*** AVAILABLE RECORDS

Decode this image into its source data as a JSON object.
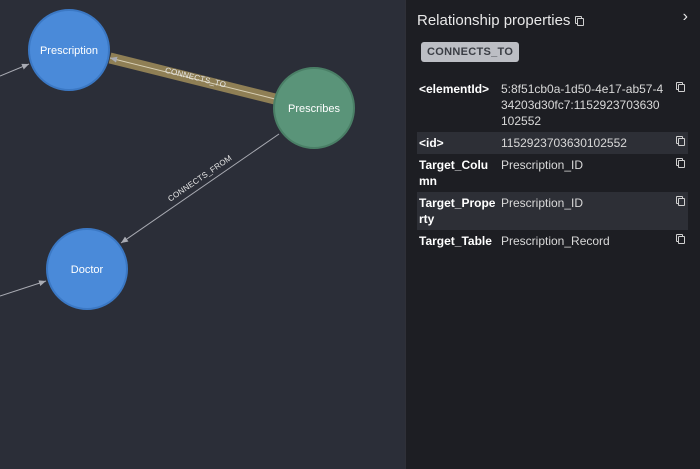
{
  "graph": {
    "nodes": {
      "prescription": "Prescription",
      "prescribes": "Prescribes",
      "doctor": "Doctor"
    },
    "relationships": {
      "connects_to": "CONNECTS_TO",
      "connects_from": "CONNECTS_FROM"
    },
    "colors": {
      "node_blue": "#4a8ad9",
      "node_green": "#5a9479",
      "highlight": "#8f7f55",
      "edge": "#a9abb3"
    }
  },
  "panel": {
    "title": "Relationship properties",
    "relationship_type": "CONNECTS_TO",
    "properties": [
      {
        "key": "<elementId>",
        "value": "5:8f51cb0a-1d50-4e17-ab57-434203d30fc7:1152923703630102552"
      },
      {
        "key": "<id>",
        "value": "1152923703630102552"
      },
      {
        "key": "Target_Column",
        "value": "Prescription_ID"
      },
      {
        "key": "Target_Property",
        "value": "Prescription_ID"
      },
      {
        "key": "Target_Table",
        "value": "Prescription_Record"
      }
    ]
  }
}
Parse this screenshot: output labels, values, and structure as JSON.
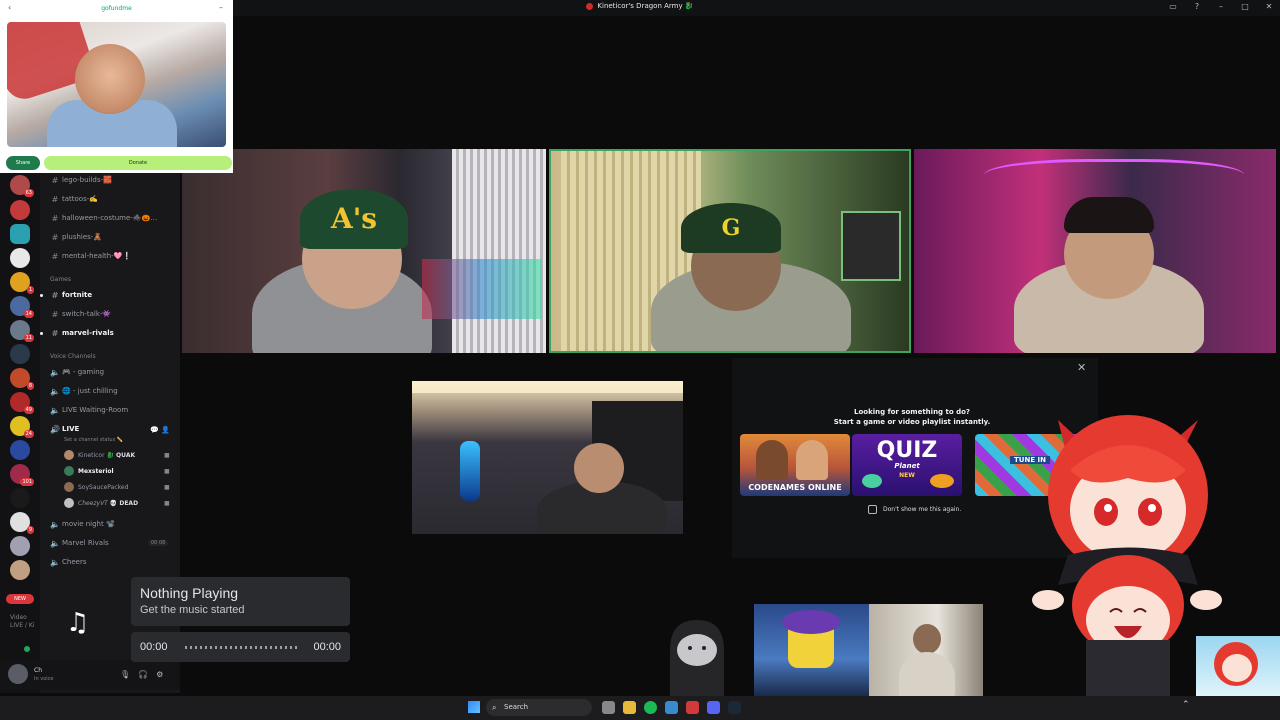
{
  "window": {
    "title": "Kineticor's Dragon Army 🐉"
  },
  "gofundme": {
    "brand": "gofundme",
    "share_label": "Share",
    "donate_label": "Donate"
  },
  "servers": [
    {
      "badge": "63"
    },
    {
      "badge": ""
    },
    {
      "badge": ""
    },
    {
      "badge": ""
    },
    {
      "badge": "1"
    },
    {
      "badge": "14"
    },
    {
      "badge": "11"
    },
    {
      "badge": ""
    },
    {
      "badge": "8"
    },
    {
      "badge": "49"
    },
    {
      "badge": "24"
    },
    {
      "badge": ""
    },
    {
      "badge": "101"
    },
    {
      "badge": ""
    },
    {
      "badge": "9"
    },
    {
      "badge": ""
    },
    {
      "badge": ""
    }
  ],
  "rail_new_label": "NEW",
  "channels": {
    "text_channels": [
      {
        "label": "lego-builds-🧱",
        "bold": false
      },
      {
        "label": "tattoos-✍️",
        "bold": false
      },
      {
        "label": "halloween-costume-🕷️🎃…",
        "bold": false
      },
      {
        "label": "plushies-🧸",
        "bold": false
      },
      {
        "label": "mental-health-🩷❕",
        "bold": false
      }
    ],
    "games_category": "Games",
    "game_channels": [
      {
        "label": "fortnite",
        "bold": true
      },
      {
        "label": "switch-talk-👾",
        "bold": false
      },
      {
        "label": "marvel-rivals",
        "bold": true
      }
    ],
    "voice_category": "Voice Channels",
    "voice_channels": [
      {
        "label": "🎮 - gaming"
      },
      {
        "label": "🌐 - just chilling"
      },
      {
        "label": "LIVE Waiting-Room"
      }
    ],
    "live_channel": {
      "label": "LIVE",
      "sub": "Set a channel status ✏️"
    },
    "live_users": [
      {
        "name": "Kineticor",
        "tag": "🐉 QUAK",
        "color": "#b08a6a"
      },
      {
        "name": "Mexsteriol",
        "tag": "",
        "color": "#3b7a57"
      },
      {
        "name": "SoySaucePacked",
        "tag": "",
        "color": "#8a6b4f"
      },
      {
        "name": "CheezyVT",
        "tag": "💀 DEAD",
        "color": "#c0c0c0"
      }
    ],
    "after_channels": [
      {
        "label": "movie night 📽️"
      },
      {
        "label": "Marvel Rivals",
        "pill": "00 08"
      },
      {
        "label": "Cheers"
      }
    ]
  },
  "voice_status": {
    "line1": "Video",
    "line2": "LIVE / Ki"
  },
  "user_panel": {
    "name": "Ch",
    "status": "In voice"
  },
  "music": {
    "title": "Nothing Playing",
    "subtitle": "Get the music started",
    "time_start": "00:00",
    "time_end": "00:00",
    "progress": 0
  },
  "popup": {
    "heading_line1": "Looking for something to do?",
    "heading_line2": "Start a game or video playlist instantly.",
    "cards": [
      {
        "label": "CODENAMES ONLINE"
      },
      {
        "label": "QUIZ",
        "sub": "Planet",
        "badge": "NEW"
      },
      {
        "label": "TUNE IN"
      }
    ],
    "checkbox_label": "Don't show me this again."
  },
  "taskbar": {
    "search_placeholder": "Search"
  },
  "colors": {
    "discord_bg": "#18181b",
    "speaking_ring": "#3ba55c",
    "accent_red": "#da373c"
  }
}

******

§ **TASK DETAILS**:
Write out the listing above again, exactly, but with no pictures in the copy.

§ **ANSWER FOR THIS EXERCISE**:
Decode this image into its source data as a JSON object.
{
  "graph": {
    "nodes": {
      "prescription": "Prescription",
      "prescribes": "Prescribes",
      "doctor": "Doctor"
    },
    "relationships": {
      "connects_to": "CONNECTS_TO",
      "connects_from": "CONNECTS_FROM"
    },
    "colors": {
      "node_blue": "#4a8ad9",
      "node_green": "#5a9479",
      "highlight": "#8f7f55",
      "edge": "#a9abb3"
    }
  },
  "panel": {
    "title": "Relationship properties",
    "relationship_type": "CONNECTS_TO",
    "properties": [
      {
        "key": "<elementId>",
        "value": "5:8f51cb0a-1d50-4e17-ab57-434203d30fc7:1152923703630102552"
      },
      {
        "key": "<id>",
        "value": "1152923703630102552"
      },
      {
        "key": "Target_Column",
        "value": "Prescription_ID"
      },
      {
        "key": "Target_Property",
        "value": "Prescription_ID"
      },
      {
        "key": "Target_Table",
        "value": "Prescription_Record"
      }
    ]
  }
}
Parse this screenshot: output labels, values, and structure as JSON.
{
  "window": {
    "title": "Kineticor's Dragon Army 🐉"
  },
  "gofundme": {
    "brand": "gofundme",
    "share_label": "Share",
    "donate_label": "Donate"
  },
  "servers": [
    {
      "badge": "63"
    },
    {
      "badge": ""
    },
    {
      "badge": ""
    },
    {
      "badge": ""
    },
    {
      "badge": "1"
    },
    {
      "badge": "14"
    },
    {
      "badge": "11"
    },
    {
      "badge": ""
    },
    {
      "badge": "8"
    },
    {
      "badge": "49"
    },
    {
      "badge": "24"
    },
    {
      "badge": ""
    },
    {
      "badge": "101"
    },
    {
      "badge": ""
    },
    {
      "badge": "9"
    },
    {
      "badge": ""
    },
    {
      "badge": ""
    }
  ],
  "rail_new_label": "NEW",
  "channels": {
    "text_channels": [
      {
        "label": "lego-builds-🧱",
        "bold": false
      },
      {
        "label": "tattoos-✍️",
        "bold": false
      },
      {
        "label": "halloween-costume-🕷️🎃…",
        "bold": false
      },
      {
        "label": "plushies-🧸",
        "bold": false
      },
      {
        "label": "mental-health-🩷❕",
        "bold": false
      }
    ],
    "games_category": "Games",
    "game_channels": [
      {
        "label": "fortnite",
        "bold": true
      },
      {
        "label": "switch-talk-👾",
        "bold": false
      },
      {
        "label": "marvel-rivals",
        "bold": true
      }
    ],
    "voice_category": "Voice Channels",
    "voice_channels": [
      {
        "label": "🎮 - gaming"
      },
      {
        "label": "🌐 - just chilling"
      },
      {
        "label": "LIVE Waiting-Room"
      }
    ],
    "live_channel": {
      "label": "LIVE",
      "sub": "Set a channel status ✏️"
    },
    "live_users": [
      {
        "name": "Kineticor",
        "tag": "🐉 QUAK",
        "color": "#b08a6a"
      },
      {
        "name": "Mexsteriol",
        "tag": "",
        "color": "#3b7a57"
      },
      {
        "name": "SoySaucePacked",
        "tag": "",
        "color": "#8a6b4f"
      },
      {
        "name": "CheezyVT",
        "tag": "💀 DEAD",
        "color": "#c0c0c0"
      }
    ],
    "after_channels": [
      {
        "label": "movie night 📽️"
      },
      {
        "label": "Marvel Rivals",
        "pill": "00 08"
      },
      {
        "label": "Cheers"
      }
    ]
  },
  "voice_status": {
    "line1": "Video",
    "line2": "LIVE / Ki"
  },
  "user_panel": {
    "name": "Ch",
    "status": "In voice"
  },
  "music": {
    "title": "Nothing Playing",
    "subtitle": "Get the music started",
    "time_start": "00:00",
    "time_end": "00:00",
    "progress": 0
  },
  "popup": {
    "heading_line1": "Looking for something to do?",
    "heading_line2": "Start a game or video playlist instantly.",
    "cards": [
      {
        "label": "CODENAMES ONLINE"
      },
      {
        "label": "QUIZ",
        "sub": "Planet",
        "badge": "NEW"
      },
      {
        "label": "TUNE IN"
      }
    ],
    "checkbox_label": "Don't show me this again."
  },
  "taskbar": {
    "search_placeholder": "Search"
  },
  "colors": {
    "discord_bg": "#18181b",
    "speaking_ring": "#3ba55c",
    "accent_red": "#da373c"
  }
}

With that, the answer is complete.